__Problem to solve__.
Below are some records; repeat them all exactly, minus the pictures.

__Material for the task__.
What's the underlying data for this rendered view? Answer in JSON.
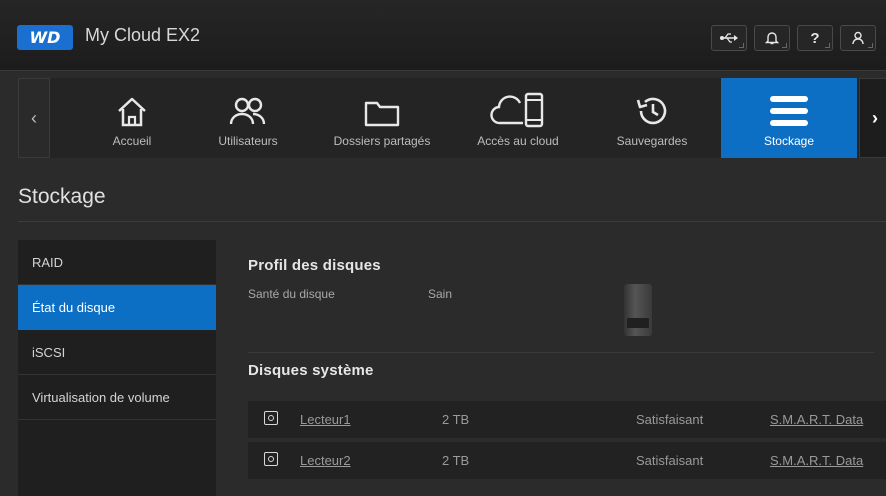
{
  "header": {
    "logo_text": "WD",
    "app_title": "My Cloud EX2",
    "icons": [
      "usb-icon",
      "bell-icon",
      "help-icon",
      "user-icon"
    ],
    "help_glyph": "?"
  },
  "nav": {
    "items": [
      {
        "label": "Accueil",
        "icon": "home-icon"
      },
      {
        "label": "Utilisateurs",
        "icon": "users-icon"
      },
      {
        "label": "Dossiers partagés",
        "icon": "folder-icon"
      },
      {
        "label": "Accès au cloud",
        "icon": "cloud-device-icon"
      },
      {
        "label": "Sauvegardes",
        "icon": "history-icon"
      },
      {
        "label": "Stockage",
        "icon": "storage-icon",
        "active": true
      }
    ],
    "accent_color": "#0d6fc4"
  },
  "page": {
    "title": "Stockage"
  },
  "sidebar": {
    "items": [
      {
        "label": "RAID"
      },
      {
        "label": "État du disque",
        "active": true
      },
      {
        "label": "iSCSI"
      },
      {
        "label": "Virtualisation de volume"
      }
    ]
  },
  "profile": {
    "title": "Profil des disques",
    "health_label": "Santé du disque",
    "health_value": "Sain"
  },
  "system_disks": {
    "title": "Disques système",
    "rows": [
      {
        "name": "Lecteur1",
        "size": "2 TB",
        "status": "Satisfaisant",
        "smart": "S.M.A.R.T. Data"
      },
      {
        "name": "Lecteur2",
        "size": "2 TB",
        "status": "Satisfaisant",
        "smart": "S.M.A.R.T. Data"
      }
    ]
  }
}
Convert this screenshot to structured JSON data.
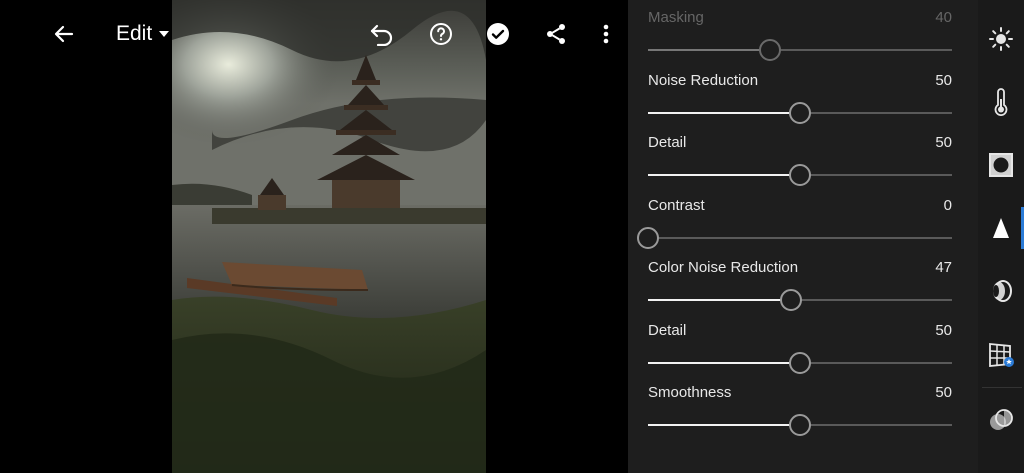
{
  "topbar": {
    "edit_label": "Edit",
    "icons": [
      "back-arrow-icon",
      "dropdown-caret-icon",
      "undo-icon",
      "help-icon",
      "checkmark-icon",
      "share-icon",
      "more-vertical-icon"
    ]
  },
  "panel": {
    "sliders": [
      {
        "label": "Masking",
        "value": "40",
        "level": 40,
        "enabled": false
      },
      {
        "label": "Noise Reduction",
        "value": "50",
        "level": 50,
        "enabled": true
      },
      {
        "label": "Detail",
        "value": "50",
        "level": 50,
        "enabled": true
      },
      {
        "label": "Contrast",
        "value": "0",
        "level": 0,
        "enabled": true
      },
      {
        "label": "Color Noise Reduction",
        "value": "47",
        "level": 47,
        "enabled": true
      },
      {
        "label": "Detail",
        "value": "50",
        "level": 50,
        "enabled": true
      },
      {
        "label": "Smoothness",
        "value": "50",
        "level": 50,
        "enabled": true
      }
    ]
  },
  "sidebar": {
    "tools": [
      "light-icon",
      "color-temperature-icon",
      "effects-vignette-icon",
      "detail-triangle-icon",
      "optics-lens-icon",
      "geometry-grid-icon",
      "presets-overlay-icon"
    ],
    "active_tool": "detail-triangle-icon",
    "accent_color": "#2b7bd6"
  },
  "colors": {
    "panel_bg": "#1e1e1e",
    "sidebar_bg": "#1a1a1a",
    "accent": "#2b7bd6"
  }
}
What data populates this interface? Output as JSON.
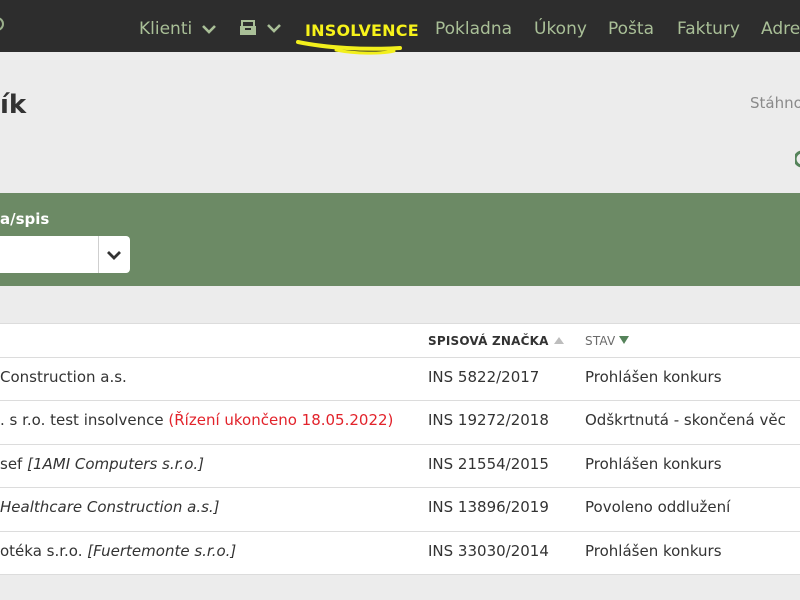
{
  "nav": {
    "items": [
      {
        "label": "Klienti"
      },
      {
        "label": "INSOLVENCE"
      },
      {
        "label": "Pokladna"
      },
      {
        "label": "Úkony"
      },
      {
        "label": "Pošta"
      },
      {
        "label": "Faktury"
      },
      {
        "label": "Adre"
      }
    ],
    "active_color": "#f6f21a",
    "icons": [
      "chevron-down-icon",
      "inbox-tray-icon",
      "chevron-down-icon"
    ]
  },
  "page": {
    "title": "ík",
    "download": "Stáhno"
  },
  "filter": {
    "label": "a/spis",
    "select_value": ""
  },
  "table": {
    "columns": [
      {
        "label": "SPISOVÁ ZNAČKA",
        "sort": "asc-inactive"
      },
      {
        "label": "STAV",
        "sort": "desc-active"
      }
    ],
    "rows": [
      {
        "name": "Construction a.s.",
        "name_extra": "",
        "note": "",
        "file_no": "INS 5822/2017",
        "state": "Prohlášen konkurs"
      },
      {
        "name": ". s r.o. test insolvence",
        "name_extra": "",
        "note": "(Řízení ukončeno 18.05.2022)",
        "file_no": "INS 19272/2018",
        "state": "Odškrtnutá - skončená věc"
      },
      {
        "name": "sef",
        "name_extra": "[1AMI Computers s.r.o.]",
        "note": "",
        "file_no": "INS 21554/2015",
        "state": "Prohlášen konkurs"
      },
      {
        "name": "",
        "name_extra": "Healthcare Construction a.s.]",
        "note": "",
        "file_no": "INS 13896/2019",
        "state": "Povoleno oddlužení"
      },
      {
        "name": "otéka s.r.o.",
        "name_extra": "[Fuertemonte s.r.o.]",
        "note": "",
        "file_no": "INS 33030/2014",
        "state": "Prohlášen konkurs"
      }
    ]
  },
  "colors": {
    "nav_bg": "#2d2d2d",
    "nav_text": "#a9bf97",
    "panel_green": "#6c8a65",
    "warning_red": "#e2232b"
  }
}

__Reply__.
What's the underlying data for this rendered view? Answer in JSON.
{
  "header": {
    "logo_text": "WD",
    "app_title": "My Cloud EX2",
    "icons": [
      "usb-icon",
      "bell-icon",
      "help-icon",
      "user-icon"
    ],
    "help_glyph": "?"
  },
  "nav": {
    "items": [
      {
        "label": "Accueil",
        "icon": "home-icon"
      },
      {
        "label": "Utilisateurs",
        "icon": "users-icon"
      },
      {
        "label": "Dossiers partagés",
        "icon": "folder-icon"
      },
      {
        "label": "Accès au cloud",
        "icon": "cloud-device-icon"
      },
      {
        "label": "Sauvegardes",
        "icon": "history-icon"
      },
      {
        "label": "Stockage",
        "icon": "storage-icon",
        "active": true
      }
    ],
    "accent_color": "#0d6fc4"
  },
  "page": {
    "title": "Stockage"
  },
  "sidebar": {
    "items": [
      {
        "label": "RAID"
      },
      {
        "label": "État du disque",
        "active": true
      },
      {
        "label": "iSCSI"
      },
      {
        "label": "Virtualisation de volume"
      }
    ]
  },
  "profile": {
    "title": "Profil des disques",
    "health_label": "Santé du disque",
    "health_value": "Sain"
  },
  "system_disks": {
    "title": "Disques système",
    "rows": [
      {
        "name": "Lecteur1",
        "size": "2 TB",
        "status": "Satisfaisant",
        "smart": "S.M.A.R.T. Data"
      },
      {
        "name": "Lecteur2",
        "size": "2 TB",
        "status": "Satisfaisant",
        "smart": "S.M.A.R.T. Data"
      }
    ]
  }
}
Convert this screenshot to structured JSON data.
{
  "topbar": {
    "edit_label": "Edit",
    "icons": [
      "back-arrow-icon",
      "dropdown-caret-icon",
      "undo-icon",
      "help-icon",
      "checkmark-icon",
      "share-icon",
      "more-vertical-icon"
    ]
  },
  "panel": {
    "sliders": [
      {
        "label": "Masking",
        "value": "40",
        "level": 40,
        "enabled": false
      },
      {
        "label": "Noise Reduction",
        "value": "50",
        "level": 50,
        "enabled": true
      },
      {
        "label": "Detail",
        "value": "50",
        "level": 50,
        "enabled": true
      },
      {
        "label": "Contrast",
        "value": "0",
        "level": 0,
        "enabled": true
      },
      {
        "label": "Color Noise Reduction",
        "value": "47",
        "level": 47,
        "enabled": true
      },
      {
        "label": "Detail",
        "value": "50",
        "level": 50,
        "enabled": true
      },
      {
        "label": "Smoothness",
        "value": "50",
        "level": 50,
        "enabled": true
      }
    ]
  },
  "sidebar": {
    "tools": [
      "light-icon",
      "color-temperature-icon",
      "effects-vignette-icon",
      "detail-triangle-icon",
      "optics-lens-icon",
      "geometry-grid-icon",
      "presets-overlay-icon"
    ],
    "active_tool": "detail-triangle-icon",
    "accent_color": "#2b7bd6"
  },
  "colors": {
    "panel_bg": "#1e1e1e",
    "sidebar_bg": "#1a1a1a",
    "accent": "#2b7bd6"
  }
}
What data populates this interface? Output as JSON.
{
  "nav": {
    "items": [
      {
        "label": "Klienti"
      },
      {
        "label": "INSOLVENCE"
      },
      {
        "label": "Pokladna"
      },
      {
        "label": "Úkony"
      },
      {
        "label": "Pošta"
      },
      {
        "label": "Faktury"
      },
      {
        "label": "Adre"
      }
    ],
    "active_color": "#f6f21a",
    "icons": [
      "chevron-down-icon",
      "inbox-tray-icon",
      "chevron-down-icon"
    ]
  },
  "page": {
    "title": "ík",
    "download": "Stáhno"
  },
  "filter": {
    "label": "a/spis",
    "select_value": ""
  },
  "table": {
    "columns": [
      {
        "label": "SPISOVÁ ZNAČKA",
        "sort": "asc-inactive"
      },
      {
        "label": "STAV",
        "sort": "desc-active"
      }
    ],
    "rows": [
      {
        "name": "Construction a.s.",
        "name_extra": "",
        "note": "",
        "file_no": "INS 5822/2017",
        "state": "Prohlášen konkurs"
      },
      {
        "name": ". s r.o. test insolvence",
        "name_extra": "",
        "note": "(Řízení ukončeno 18.05.2022)",
        "file_no": "INS 19272/2018",
        "state": "Odškrtnutá - skončená věc"
      },
      {
        "name": "sef",
        "name_extra": "[1AMI Computers s.r.o.]",
        "note": "",
        "file_no": "INS 21554/2015",
        "state": "Prohlášen konkurs"
      },
      {
        "name": "",
        "name_extra": "Healthcare Construction a.s.]",
        "note": "",
        "file_no": "INS 13896/2019",
        "state": "Povoleno oddlužení"
      },
      {
        "name": "otéka s.r.o.",
        "name_extra": "[Fuertemonte s.r.o.]",
        "note": "",
        "file_no": "INS 33030/2014",
        "state": "Prohlášen konkurs"
      }
    ]
  },
  "colors": {
    "nav_bg": "#2d2d2d",
    "nav_text": "#a9bf97",
    "panel_green": "#6c8a65",
    "warning_red": "#e2232b"
  }
}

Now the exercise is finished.